++++ Data in this exercise
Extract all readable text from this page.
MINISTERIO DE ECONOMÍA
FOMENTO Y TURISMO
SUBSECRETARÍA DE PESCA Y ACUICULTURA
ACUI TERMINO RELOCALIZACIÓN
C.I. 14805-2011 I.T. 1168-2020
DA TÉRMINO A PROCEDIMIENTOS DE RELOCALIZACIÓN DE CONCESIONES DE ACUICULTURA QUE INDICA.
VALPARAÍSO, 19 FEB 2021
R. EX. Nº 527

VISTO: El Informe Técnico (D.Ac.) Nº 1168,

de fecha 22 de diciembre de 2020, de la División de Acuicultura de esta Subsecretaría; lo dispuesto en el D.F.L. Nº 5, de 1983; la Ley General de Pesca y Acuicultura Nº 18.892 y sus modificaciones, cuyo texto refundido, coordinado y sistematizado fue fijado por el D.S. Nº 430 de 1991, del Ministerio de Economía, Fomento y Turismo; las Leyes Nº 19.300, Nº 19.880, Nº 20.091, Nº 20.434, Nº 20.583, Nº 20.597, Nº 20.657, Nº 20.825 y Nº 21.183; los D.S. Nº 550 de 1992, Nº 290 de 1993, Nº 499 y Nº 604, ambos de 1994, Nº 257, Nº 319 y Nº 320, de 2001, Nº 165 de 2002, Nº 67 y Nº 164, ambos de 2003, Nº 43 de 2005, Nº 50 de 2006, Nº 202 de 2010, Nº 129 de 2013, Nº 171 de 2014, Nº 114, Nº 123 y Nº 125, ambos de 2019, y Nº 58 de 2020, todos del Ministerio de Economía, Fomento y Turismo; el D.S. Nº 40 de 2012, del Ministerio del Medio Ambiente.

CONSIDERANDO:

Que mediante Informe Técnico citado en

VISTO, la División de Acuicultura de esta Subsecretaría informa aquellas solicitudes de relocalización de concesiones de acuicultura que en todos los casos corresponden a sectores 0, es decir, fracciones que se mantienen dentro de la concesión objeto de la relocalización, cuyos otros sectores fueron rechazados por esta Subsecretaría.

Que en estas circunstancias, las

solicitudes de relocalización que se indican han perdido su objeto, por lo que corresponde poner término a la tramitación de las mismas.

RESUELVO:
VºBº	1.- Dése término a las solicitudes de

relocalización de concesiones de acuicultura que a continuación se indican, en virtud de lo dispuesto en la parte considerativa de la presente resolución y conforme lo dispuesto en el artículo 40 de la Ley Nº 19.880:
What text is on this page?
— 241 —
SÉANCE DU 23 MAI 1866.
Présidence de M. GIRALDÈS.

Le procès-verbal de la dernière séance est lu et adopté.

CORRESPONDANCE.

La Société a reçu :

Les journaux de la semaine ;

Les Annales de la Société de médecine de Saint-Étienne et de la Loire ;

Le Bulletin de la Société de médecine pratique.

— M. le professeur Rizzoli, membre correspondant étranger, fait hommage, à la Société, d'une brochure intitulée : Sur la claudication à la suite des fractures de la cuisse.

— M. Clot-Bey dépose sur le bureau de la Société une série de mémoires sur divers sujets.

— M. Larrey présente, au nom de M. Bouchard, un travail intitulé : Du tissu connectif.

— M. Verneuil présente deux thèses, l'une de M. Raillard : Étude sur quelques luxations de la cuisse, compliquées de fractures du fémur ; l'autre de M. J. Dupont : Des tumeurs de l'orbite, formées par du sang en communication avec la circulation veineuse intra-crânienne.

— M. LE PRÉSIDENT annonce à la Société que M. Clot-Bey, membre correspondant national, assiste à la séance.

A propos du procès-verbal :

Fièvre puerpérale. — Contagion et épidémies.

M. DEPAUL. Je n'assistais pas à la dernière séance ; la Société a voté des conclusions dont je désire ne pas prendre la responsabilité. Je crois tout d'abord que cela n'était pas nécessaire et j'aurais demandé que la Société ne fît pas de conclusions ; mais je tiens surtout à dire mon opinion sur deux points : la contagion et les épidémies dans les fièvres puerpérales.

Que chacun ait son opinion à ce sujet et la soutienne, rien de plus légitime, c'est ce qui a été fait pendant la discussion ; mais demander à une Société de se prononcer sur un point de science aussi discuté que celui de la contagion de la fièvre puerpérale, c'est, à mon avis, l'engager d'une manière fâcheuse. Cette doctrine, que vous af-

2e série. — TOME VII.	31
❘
++++++++
## [Short problem]
Nothing but a number is needed here: how many lines hold the string "Técnico"?

## [Task output]
2